=== THE PROBLEM ===
Leaving out every picture, quote the data below exactly as it appears.

*** MATERIAL SHOWN

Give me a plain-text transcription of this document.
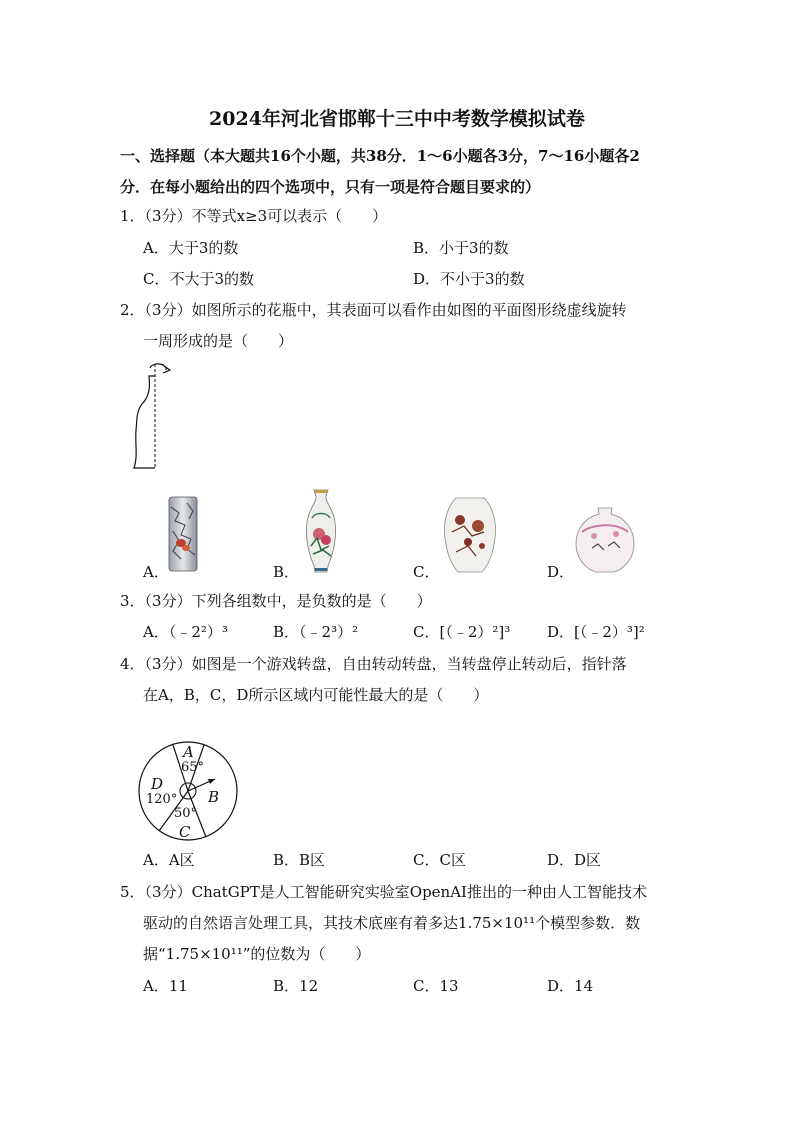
2024年河北省邯郸十三中中考数学模拟试卷
一、选择题（本大题共16个小题，共38分．1～6小题各3分，7～16小题各2
分．在每小题给出的四个选项中，只有一项是符合题目要求的）
1．（3分）不等式x≥3可以表示（　　）
A．大于3的数	B．小于3的数
C．不大于3的数	D．不小于3的数
2．（3分）如图所示的花瓶中，其表面可以看作由如图的平面图形绕虚线旋转
一周形成的是（　　）
A．	B．	C．	D．
3．（3分）下列各组数中，是负数的是（　　）
A．（﹣2²）³	B．（﹣2³）²	C．[（﹣2）²]³ D．[（﹣2）³]²
4．（3分）如图是一个游戏转盘，自由转动转盘，当转盘停止转动后，指针落
在A，B，C，D所示区域内可能性最大的是（　　）
A
65°
D
120° B
50°
C
A．A区	B．B区	C．C区	D．D区
5．（3分）ChatGPT是人工智能研究实验室OpenAI推出的一种由人工智能技术
驱动的自然语言处理工具，其技术底座有着多达1.75×10¹¹个模型参数．数
据“1.75×10¹¹”的位数为（　　）
A．11	B．12	C．13	D．14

******

=== ANSWER TO THE EXERCISE ===
Give me a plain-text transcription of this document.
2024年河北省邯郸十三中中考数学模拟试卷
一、选择题（本大题共16个小题，共38分．1～6小题各3分，7～16小题各2
分．在每小题给出的四个选项中，只有一项是符合题目要求的）
1．（3分）不等式x≥3可以表示（　　）
A．大于3的数	B．小于3的数
C．不大于3的数	D．不小于3的数
2．（3分）如图所示的花瓶中，其表面可以看作由如图的平面图形绕虚线旋转
一周形成的是（　　）
A．	B．	C．	D．
3．（3分）下列各组数中，是负数的是（　　）
A．（﹣2²）³	B．（﹣2³）²	C．[（﹣2）²]³ D．[（﹣2）³]²
4．（3分）如图是一个游戏转盘，自由转动转盘，当转盘停止转动后，指针落
在A，B，C，D所示区域内可能性最大的是（　　）
A
65°
D
120° B
50°
C
A．A区	B．B区	C．C区	D．D区
5．（3分）ChatGPT是人工智能研究实验室OpenAI推出的一种由人工智能技术
驱动的自然语言处理工具，其技术底座有着多达1.75×10¹¹个模型参数．数
据“1.75×10¹¹”的位数为（　　）
A．11	B．12	C．13	D．14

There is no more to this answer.